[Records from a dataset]

+ + + + +

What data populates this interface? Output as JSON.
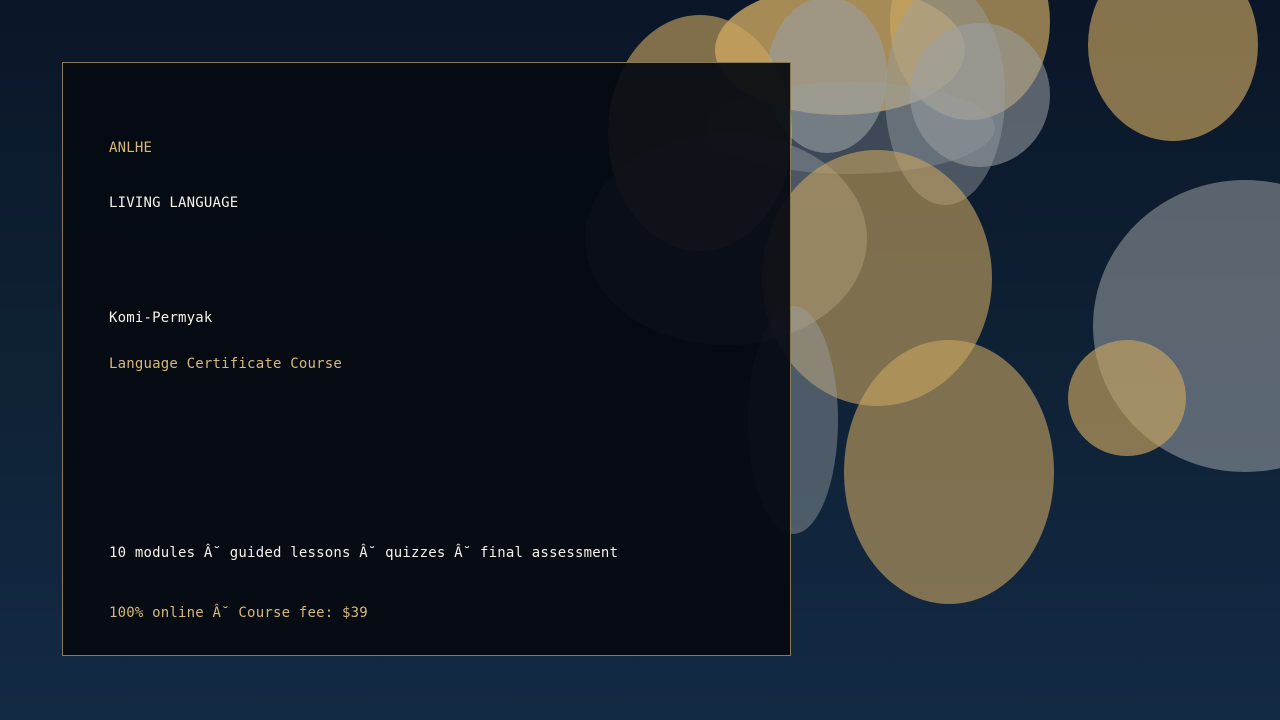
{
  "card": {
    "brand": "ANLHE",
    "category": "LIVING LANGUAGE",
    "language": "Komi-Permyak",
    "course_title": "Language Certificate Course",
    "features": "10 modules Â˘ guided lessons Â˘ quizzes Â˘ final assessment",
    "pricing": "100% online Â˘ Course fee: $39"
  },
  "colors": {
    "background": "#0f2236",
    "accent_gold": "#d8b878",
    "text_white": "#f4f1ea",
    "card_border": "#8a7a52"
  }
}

+ + + + +

Look through the listing above. Pick out each line with "Course" and copy it.

    "course_title": "Language Certificate Course",
    "pricing": "100% online Â˘ Course fee: $39"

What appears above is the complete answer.